EXERCISE BRIEF: What you produce should be an exact transcription of the data, minus any pictures.

┄┄┄┄┄┄┄┄┄┄

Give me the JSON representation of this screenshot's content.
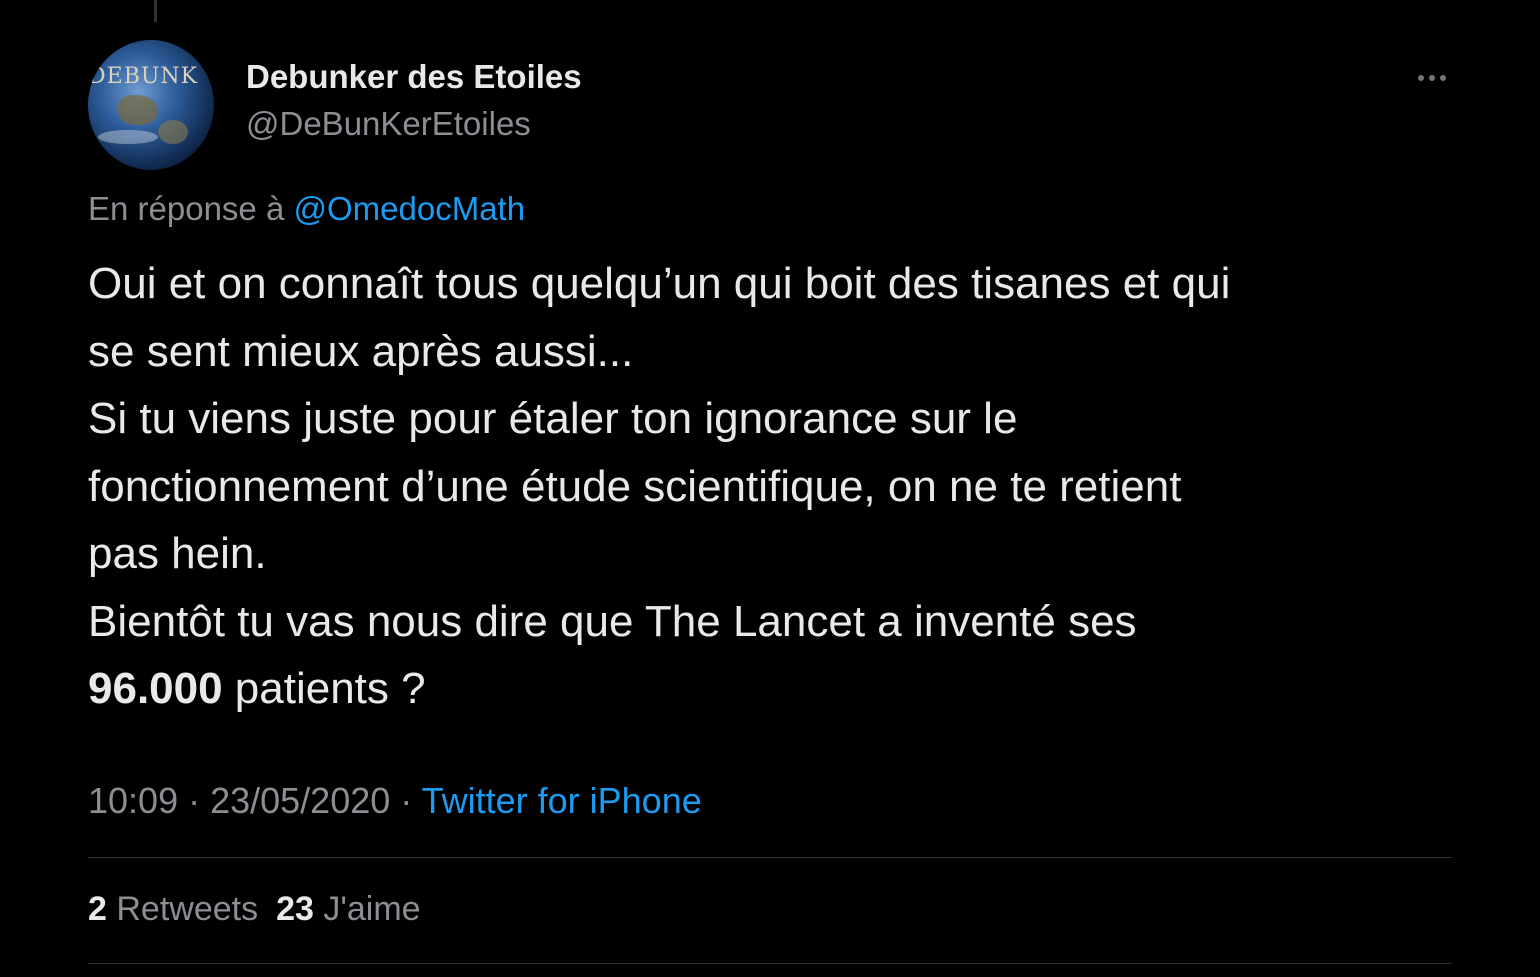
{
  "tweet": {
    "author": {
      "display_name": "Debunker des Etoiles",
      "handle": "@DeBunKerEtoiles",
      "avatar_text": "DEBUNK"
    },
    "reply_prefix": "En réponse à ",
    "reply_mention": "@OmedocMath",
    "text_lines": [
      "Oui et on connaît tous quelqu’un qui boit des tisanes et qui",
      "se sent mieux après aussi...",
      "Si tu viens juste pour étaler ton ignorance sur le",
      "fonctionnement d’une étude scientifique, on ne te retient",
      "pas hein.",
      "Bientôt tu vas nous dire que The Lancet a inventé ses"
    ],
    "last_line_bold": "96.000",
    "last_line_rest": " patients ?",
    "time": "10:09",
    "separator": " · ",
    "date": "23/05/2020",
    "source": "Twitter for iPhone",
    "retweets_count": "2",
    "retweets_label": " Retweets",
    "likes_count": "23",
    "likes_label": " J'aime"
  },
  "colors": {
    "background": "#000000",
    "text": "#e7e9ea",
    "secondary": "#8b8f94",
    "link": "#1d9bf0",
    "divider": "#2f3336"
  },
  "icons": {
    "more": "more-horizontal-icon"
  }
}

┄┄┄┄┄┄┄┄┄┄

SOLUTION:
Give me the JSON representation of this screenshot's content.
{
  "tweet": {
    "author": {
      "display_name": "Debunker des Etoiles",
      "handle": "@DeBunKerEtoiles",
      "avatar_text": "DEBUNK"
    },
    "reply_prefix": "En réponse à ",
    "reply_mention": "@OmedocMath",
    "text_lines": [
      "Oui et on connaît tous quelqu’un qui boit des tisanes et qui",
      "se sent mieux après aussi...",
      "Si tu viens juste pour étaler ton ignorance sur le",
      "fonctionnement d’une étude scientifique, on ne te retient",
      "pas hein.",
      "Bientôt tu vas nous dire que The Lancet a inventé ses"
    ],
    "last_line_bold": "96.000",
    "last_line_rest": " patients ?",
    "time": "10:09",
    "separator": " · ",
    "date": "23/05/2020",
    "source": "Twitter for iPhone",
    "retweets_count": "2",
    "retweets_label": " Retweets",
    "likes_count": "23",
    "likes_label": " J'aime"
  },
  "colors": {
    "background": "#000000",
    "text": "#e7e9ea",
    "secondary": "#8b8f94",
    "link": "#1d9bf0",
    "divider": "#2f3336"
  },
  "icons": {
    "more": "more-horizontal-icon"
  }
}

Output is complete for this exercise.